Problem details: Present the following data again exactly as it is shown.

Data listing:
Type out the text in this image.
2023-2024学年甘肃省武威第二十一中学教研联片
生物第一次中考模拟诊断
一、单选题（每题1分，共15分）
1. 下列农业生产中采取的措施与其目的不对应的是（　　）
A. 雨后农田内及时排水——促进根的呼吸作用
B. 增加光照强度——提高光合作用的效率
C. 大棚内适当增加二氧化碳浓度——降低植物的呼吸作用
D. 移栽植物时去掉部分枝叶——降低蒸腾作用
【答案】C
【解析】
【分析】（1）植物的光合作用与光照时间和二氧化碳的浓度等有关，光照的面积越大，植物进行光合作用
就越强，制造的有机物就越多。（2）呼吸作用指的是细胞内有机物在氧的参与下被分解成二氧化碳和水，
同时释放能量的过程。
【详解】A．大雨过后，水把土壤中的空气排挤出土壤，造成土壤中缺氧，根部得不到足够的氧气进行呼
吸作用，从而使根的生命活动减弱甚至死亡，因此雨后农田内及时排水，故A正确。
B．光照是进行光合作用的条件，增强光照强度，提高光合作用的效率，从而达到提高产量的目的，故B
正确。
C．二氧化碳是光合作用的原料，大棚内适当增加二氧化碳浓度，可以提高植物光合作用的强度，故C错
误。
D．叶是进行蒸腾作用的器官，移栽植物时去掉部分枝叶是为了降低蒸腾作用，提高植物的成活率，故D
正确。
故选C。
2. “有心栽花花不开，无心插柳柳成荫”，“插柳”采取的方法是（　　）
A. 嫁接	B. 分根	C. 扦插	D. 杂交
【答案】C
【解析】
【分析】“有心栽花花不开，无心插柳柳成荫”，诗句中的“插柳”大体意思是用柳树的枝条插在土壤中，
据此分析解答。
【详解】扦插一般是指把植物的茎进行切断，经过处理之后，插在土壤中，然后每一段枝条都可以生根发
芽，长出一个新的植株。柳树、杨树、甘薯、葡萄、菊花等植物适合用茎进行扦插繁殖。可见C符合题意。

Finished answer:
Type out the text in this image.
2023-2024学年甘肃省武威第二十一中学教研联片
生物第一次中考模拟诊断
一、单选题（每题1分，共15分）
1. 下列农业生产中采取的措施与其目的不对应的是（　　）
A. 雨后农田内及时排水——促进根的呼吸作用
B. 增加光照强度——提高光合作用的效率
C. 大棚内适当增加二氧化碳浓度——降低植物的呼吸作用
D. 移栽植物时去掉部分枝叶——降低蒸腾作用
【答案】C
【解析】
【分析】（1）植物的光合作用与光照时间和二氧化碳的浓度等有关，光照的面积越大，植物进行光合作用
就越强，制造的有机物就越多。（2）呼吸作用指的是细胞内有机物在氧的参与下被分解成二氧化碳和水，
同时释放能量的过程。
【详解】A．大雨过后，水把土壤中的空气排挤出土壤，造成土壤中缺氧，根部得不到足够的氧气进行呼
吸作用，从而使根的生命活动减弱甚至死亡，因此雨后农田内及时排水，故A正确。
B．光照是进行光合作用的条件，增强光照强度，提高光合作用的效率，从而达到提高产量的目的，故B
正确。
C．二氧化碳是光合作用的原料，大棚内适当增加二氧化碳浓度，可以提高植物光合作用的强度，故C错
误。
D．叶是进行蒸腾作用的器官，移栽植物时去掉部分枝叶是为了降低蒸腾作用，提高植物的成活率，故D
正确。
故选C。
2. “有心栽花花不开，无心插柳柳成荫”，“插柳”采取的方法是（　　）
A. 嫁接	B. 分根	C. 扦插	D. 杂交
【答案】C
【解析】
【分析】“有心栽花花不开，无心插柳柳成荫”，诗句中的“插柳”大体意思是用柳树的枝条插在土壤中，
据此分析解答。
【详解】扦插一般是指把植物的茎进行切断，经过处理之后，插在土壤中，然后每一段枝条都可以生根发
芽，长出一个新的植株。柳树、杨树、甘薯、葡萄、菊花等植物适合用茎进行扦插繁殖。可见C符合题意。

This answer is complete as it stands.